TASK INSTRUCTIONS:
Go through the entries and transcribe each one exactly, dropping the pictures.
>> begin EXTRACTED MATERIAL
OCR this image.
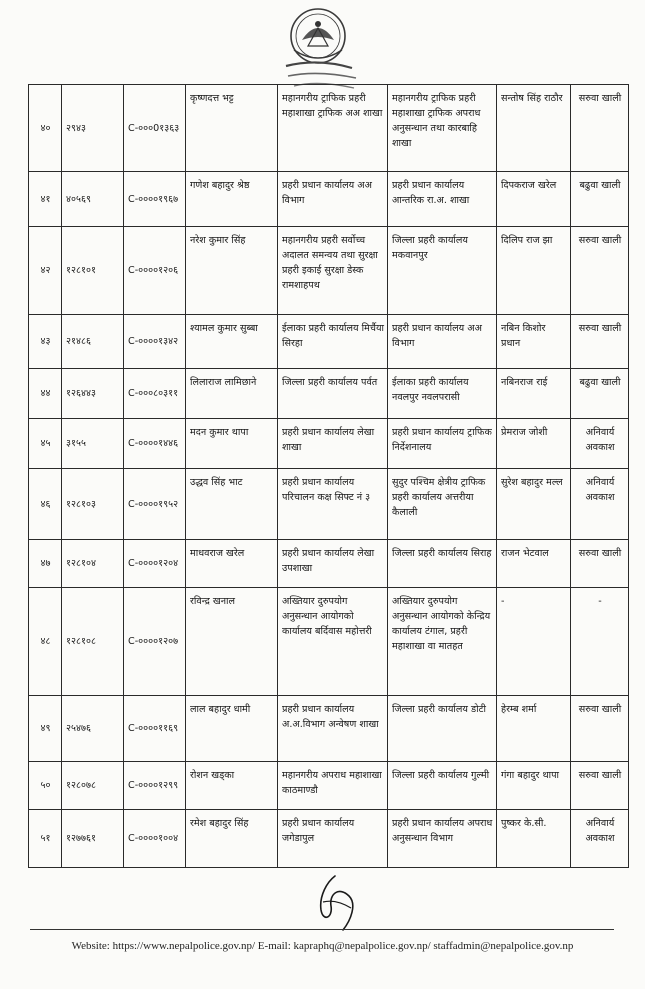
४०	२९४३	C-०००0१३६३	कृष्णदत्त भट्ट	महानगरीय ट्राफिक प्रहरी महाशाखा ट्राफिक अअ शाखा	महानगरीय ट्राफिक प्रहरी महाशाखा ट्राफिक अपराध अनुसन्धान तथा कारबाहि शाखा	सन्तोष सिंह राठौर	सरुवा खाली
४१	४०५६९	C-००००१९६७	गणेश बहादुर श्रेष्ठ	प्रहरी प्रधान कार्यालय अअ विभाग	प्रहरी प्रधान कार्यालय आन्तरिक रा.अ. शाखा	दिपकराज खरेल	बढुवा खाली
४२	१२८१०१	C-००००१२०६	नरेश कुमार सिंह	महानगरीय प्रहरी सर्वोच्च अदालत समन्वय तथा सुरक्षा प्रहरी इकाई सुरक्षा डेस्क रामशाहपथ	जिल्ला प्रहरी कार्यालय मकवानपुर	दिलिप राज झा	सरुवा खाली
४३	२१४८६	C-००००१३४२	श्यामल कुमार सुब्बा	ईलाका प्रहरी कार्यालय मिर्चैया सिरहा	प्रहरी प्रधान कार्यालय अअ विभाग	नबिन किशोर प्रधान	सरुवा खाली
४४	१२६४४३	C-०००८०३११	लिलाराज लामिछाने	जिल्ला प्रहरी कार्यालय पर्वत	ईलाका प्रहरी कार्यालय नवलपुर नवलपरासी	नबिनराज राई	बढुवा खाली
४५	३१५५	C-००००१४४६	मदन कुमार थापा	प्रहरी प्रधान कार्यालय लेखा शाखा	प्रहरी प्रधान कार्यालय ट्राफिक निर्देशनालय	प्रेमराज जोशी	अनिवार्य अवकाश
४६	१२८१०३	C-००००१९५२	उद्धव सिंह भाट	प्रहरी प्रधान कार्यालय परिचालन कक्ष सिफ्ट नं ३	सुदुर पश्चिम क्षेत्रीय ट्राफिक प्रहरी कार्यालय अत्तरीया कैलाली	सुरेश बहादुर मल्ल	अनिवार्य अवकाश
४७	१२८१०४	C-००००१२०४	माधवराज खरेल	प्रहरी प्रधान कार्यालय लेखा उपशाखा	जिल्ला प्रहरी कार्यालय सिराह	राजन भेटवाल	सरुवा खाली
४८	१२८१०८	C-००००१२०७	रविन्द्र खनाल	अख्तियार दुरुपयोग अनुसन्धान आयोगको कार्यालय बर्दिवास महोत्तरी	अख्तियार दुरुपयोग अनुसन्धान आयोगको केन्द्रिय कार्यालय टंगाल, प्रहरी महाशाखा वा मातहत	-	-
४९	२५४७६	C-००००११६९	लाल बहादुर धामी	प्रहरी प्रधान कार्यालय अ.अ.विभाग अन्वेषण शाखा	जिल्ला प्रहरी कार्यालय डोटी	हेरम्ब शर्मा	सरुवा खाली
५०	१२८०७८	C-००००१२९९	रोशन खड्का	महानगरीय अपराध महाशाखा काठमाण्डौ	जिल्ला प्रहरी कार्यालय गुल्मी	गंगा बहादुर थापा	सरुवा खाली
५१	१२७७६१	C-००००१००४	रमेश बहादुर सिंह	प्रहरी प्रधान कार्यालय जगेडापुल	प्रहरी प्रधान कार्यालय अपराध अनुसन्धान विभाग	पुष्कर के.सी.	अनिवार्य अवकाश
Website: https://www.nepalpolice.gov.np/ E-mail: kapraphq@nepalpolice.gov.np/ staffadmin@nepalpolice.gov.np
>> end EXTRACTED MATERIAL
TASK RESULT:
OCR this image.
४०	२९४३	C-०००0१३६३	कृष्णदत्त भट्ट	महानगरीय ट्राफिक प्रहरी महाशाखा ट्राफिक अअ शाखा	महानगरीय ट्राफिक प्रहरी महाशाखा ट्राफिक अपराध अनुसन्धान तथा कारबाहि शाखा	सन्तोष सिंह राठौर	सरुवा खाली
४१	४०५६९	C-००००१९६७	गणेश बहादुर श्रेष्ठ	प्रहरी प्रधान कार्यालय अअ विभाग	प्रहरी प्रधान कार्यालय आन्तरिक रा.अ. शाखा	दिपकराज खरेल	बढुवा खाली
४२	१२८१०१	C-००००१२०६	नरेश कुमार सिंह	महानगरीय प्रहरी सर्वोच्च अदालत समन्वय तथा सुरक्षा प्रहरी इकाई सुरक्षा डेस्क रामशाहपथ	जिल्ला प्रहरी कार्यालय मकवानपुर	दिलिप राज झा	सरुवा खाली
४३	२१४८६	C-००००१३४२	श्यामल कुमार सुब्बा	ईलाका प्रहरी कार्यालय मिर्चैया सिरहा	प्रहरी प्रधान कार्यालय अअ विभाग	नबिन किशोर प्रधान	सरुवा खाली
४४	१२६४४३	C-०००८०३११	लिलाराज लामिछाने	जिल्ला प्रहरी कार्यालय पर्वत	ईलाका प्रहरी कार्यालय नवलपुर नवलपरासी	नबिनराज राई	बढुवा खाली
४५	३१५५	C-००००१४४६	मदन कुमार थापा	प्रहरी प्रधान कार्यालय लेखा शाखा	प्रहरी प्रधान कार्यालय ट्राफिक निर्देशनालय	प्रेमराज जोशी	अनिवार्य अवकाश
४६	१२८१०३	C-००००१९५२	उद्धव सिंह भाट	प्रहरी प्रधान कार्यालय परिचालन कक्ष सिफ्ट नं ३	सुदुर पश्चिम क्षेत्रीय ट्राफिक प्रहरी कार्यालय अत्तरीया कैलाली	सुरेश बहादुर मल्ल	अनिवार्य अवकाश
४७	१२८१०४	C-००००१२०४	माधवराज खरेल	प्रहरी प्रधान कार्यालय लेखा उपशाखा	जिल्ला प्रहरी कार्यालय सिराह	राजन भेटवाल	सरुवा खाली
४८	१२८१०८	C-००००१२०७	रविन्द्र खनाल	अख्तियार दुरुपयोग अनुसन्धान आयोगको कार्यालय बर्दिवास महोत्तरी	अख्तियार दुरुपयोग अनुसन्धान आयोगको केन्द्रिय कार्यालय टंगाल, प्रहरी महाशाखा वा मातहत	-	-
४९	२५४७६	C-००००११६९	लाल बहादुर धामी	प्रहरी प्रधान कार्यालय अ.अ.विभाग अन्वेषण शाखा	जिल्ला प्रहरी कार्यालय डोटी	हेरम्ब शर्मा	सरुवा खाली
५०	१२८०७८	C-००००१२९९	रोशन खड्का	महानगरीय अपराध महाशाखा काठमाण्डौ	जिल्ला प्रहरी कार्यालय गुल्मी	गंगा बहादुर थापा	सरुवा खाली
५१	१२७७६१	C-००००१००४	रमेश बहादुर सिंह	प्रहरी प्रधान कार्यालय जगेडापुल	प्रहरी प्रधान कार्यालय अपराध अनुसन्धान विभाग	पुष्कर के.सी.	अनिवार्य अवकाश
Website: https://www.nepalpolice.gov.np/ E-mail: kapraphq@nepalpolice.gov.np/ staffadmin@nepalpolice.gov.np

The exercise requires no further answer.